··· DONNÉES FOURNIES ···
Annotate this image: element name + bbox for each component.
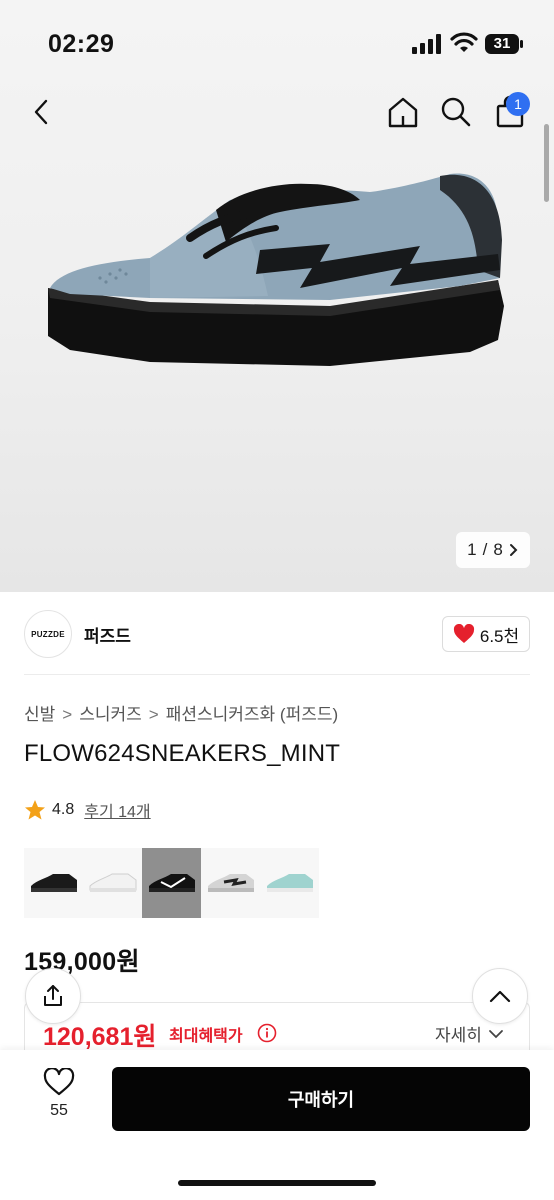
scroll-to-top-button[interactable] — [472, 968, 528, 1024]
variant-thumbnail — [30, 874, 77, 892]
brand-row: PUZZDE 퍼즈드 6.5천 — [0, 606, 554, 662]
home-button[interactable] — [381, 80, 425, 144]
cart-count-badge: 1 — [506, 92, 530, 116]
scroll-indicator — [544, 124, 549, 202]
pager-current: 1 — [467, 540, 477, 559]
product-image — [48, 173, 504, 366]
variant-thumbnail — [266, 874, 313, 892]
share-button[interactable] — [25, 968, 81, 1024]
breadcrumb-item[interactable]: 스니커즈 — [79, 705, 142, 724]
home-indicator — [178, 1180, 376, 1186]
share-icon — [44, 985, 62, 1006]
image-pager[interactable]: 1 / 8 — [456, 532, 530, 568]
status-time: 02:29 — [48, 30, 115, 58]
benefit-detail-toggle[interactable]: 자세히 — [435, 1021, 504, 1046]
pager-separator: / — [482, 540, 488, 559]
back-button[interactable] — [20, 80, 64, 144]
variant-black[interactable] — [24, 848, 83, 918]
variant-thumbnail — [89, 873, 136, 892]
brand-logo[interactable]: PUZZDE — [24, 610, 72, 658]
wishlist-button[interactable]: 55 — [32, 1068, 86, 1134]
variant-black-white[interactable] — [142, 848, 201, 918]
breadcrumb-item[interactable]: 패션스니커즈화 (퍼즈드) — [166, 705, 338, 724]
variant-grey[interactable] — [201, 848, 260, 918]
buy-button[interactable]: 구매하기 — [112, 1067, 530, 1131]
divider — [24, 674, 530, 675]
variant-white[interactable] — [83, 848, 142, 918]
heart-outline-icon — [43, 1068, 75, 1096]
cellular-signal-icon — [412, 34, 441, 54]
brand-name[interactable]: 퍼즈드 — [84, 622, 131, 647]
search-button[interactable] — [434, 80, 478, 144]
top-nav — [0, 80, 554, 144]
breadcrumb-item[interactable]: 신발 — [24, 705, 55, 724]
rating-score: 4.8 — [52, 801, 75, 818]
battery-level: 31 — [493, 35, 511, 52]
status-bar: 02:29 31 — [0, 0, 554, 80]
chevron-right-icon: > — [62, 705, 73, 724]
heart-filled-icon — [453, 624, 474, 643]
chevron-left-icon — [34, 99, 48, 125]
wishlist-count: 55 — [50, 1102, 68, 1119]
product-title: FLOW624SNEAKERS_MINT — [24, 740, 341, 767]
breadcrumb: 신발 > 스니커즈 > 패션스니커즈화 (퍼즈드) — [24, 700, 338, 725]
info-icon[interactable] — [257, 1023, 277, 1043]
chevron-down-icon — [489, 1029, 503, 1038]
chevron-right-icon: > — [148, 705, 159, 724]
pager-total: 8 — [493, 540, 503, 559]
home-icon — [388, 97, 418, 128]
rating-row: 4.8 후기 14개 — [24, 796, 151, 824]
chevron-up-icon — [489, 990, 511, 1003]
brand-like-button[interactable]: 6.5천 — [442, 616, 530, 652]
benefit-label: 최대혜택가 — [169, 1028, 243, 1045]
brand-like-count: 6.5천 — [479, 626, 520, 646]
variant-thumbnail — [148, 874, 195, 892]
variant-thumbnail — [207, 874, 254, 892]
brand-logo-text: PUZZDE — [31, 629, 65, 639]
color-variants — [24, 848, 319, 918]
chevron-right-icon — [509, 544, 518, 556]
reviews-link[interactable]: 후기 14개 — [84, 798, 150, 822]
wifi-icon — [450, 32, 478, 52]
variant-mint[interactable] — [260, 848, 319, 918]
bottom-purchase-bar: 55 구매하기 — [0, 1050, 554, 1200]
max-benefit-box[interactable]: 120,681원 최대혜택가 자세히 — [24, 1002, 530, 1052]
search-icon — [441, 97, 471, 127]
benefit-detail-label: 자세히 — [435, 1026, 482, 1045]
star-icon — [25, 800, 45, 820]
···
··· DONNÉES FOURNIES ···
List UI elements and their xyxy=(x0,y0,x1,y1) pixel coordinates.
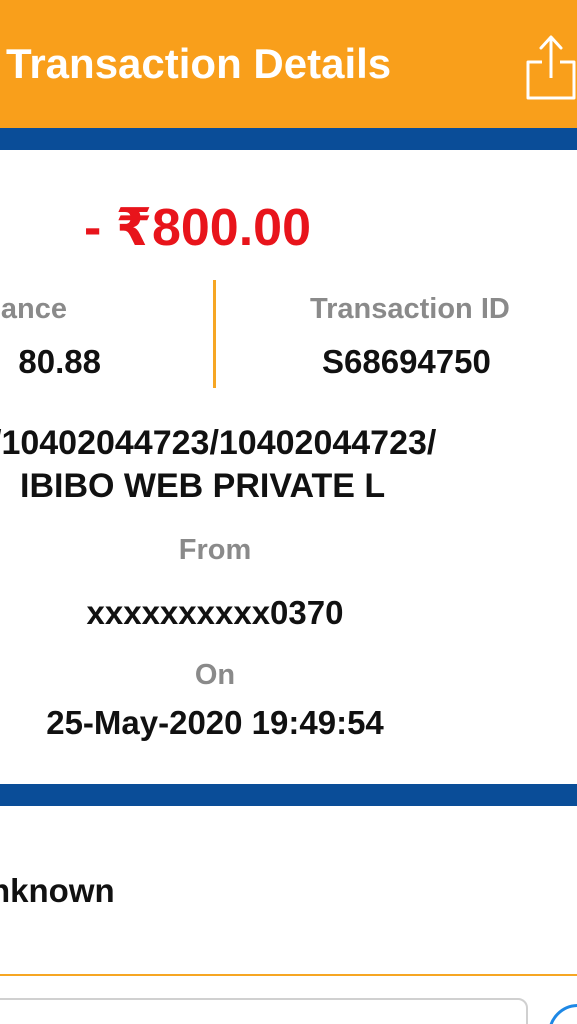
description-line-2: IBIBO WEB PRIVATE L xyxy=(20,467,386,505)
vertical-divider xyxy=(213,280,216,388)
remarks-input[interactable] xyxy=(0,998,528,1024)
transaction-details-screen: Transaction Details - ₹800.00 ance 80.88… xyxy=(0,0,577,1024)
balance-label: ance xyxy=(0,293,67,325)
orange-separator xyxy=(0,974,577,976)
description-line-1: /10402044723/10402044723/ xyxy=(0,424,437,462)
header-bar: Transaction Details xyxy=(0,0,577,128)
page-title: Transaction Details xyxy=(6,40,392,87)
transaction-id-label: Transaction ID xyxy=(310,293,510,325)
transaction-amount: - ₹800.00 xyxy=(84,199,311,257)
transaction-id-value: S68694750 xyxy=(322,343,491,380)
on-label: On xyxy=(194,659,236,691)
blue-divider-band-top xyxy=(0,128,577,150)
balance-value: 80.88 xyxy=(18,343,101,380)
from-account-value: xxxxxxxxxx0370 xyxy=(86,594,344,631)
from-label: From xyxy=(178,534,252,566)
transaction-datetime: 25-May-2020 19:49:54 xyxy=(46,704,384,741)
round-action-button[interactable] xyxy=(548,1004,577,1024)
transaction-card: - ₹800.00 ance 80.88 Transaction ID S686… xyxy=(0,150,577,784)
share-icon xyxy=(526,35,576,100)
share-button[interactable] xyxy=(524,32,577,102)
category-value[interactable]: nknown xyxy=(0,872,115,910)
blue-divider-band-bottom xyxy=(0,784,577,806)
···
● **EXERCICE ÉCRIT**
Relevez dans les données ci-dessus chaque ligne contenant la chaîne « benefit » et recopiez-la.

● **CORRIGÉ**
benefit-detail-toggle[interactable]: 자세히 — [435, 1021, 504, 1046]
benefit-label: 최대혜택가 — [169, 1028, 243, 1045]
max-benefit-box[interactable]: 120,681원 최대혜택가 자세히 — [24, 1002, 530, 1052]
benefit-detail-label: 자세히 — [435, 1026, 482, 1045]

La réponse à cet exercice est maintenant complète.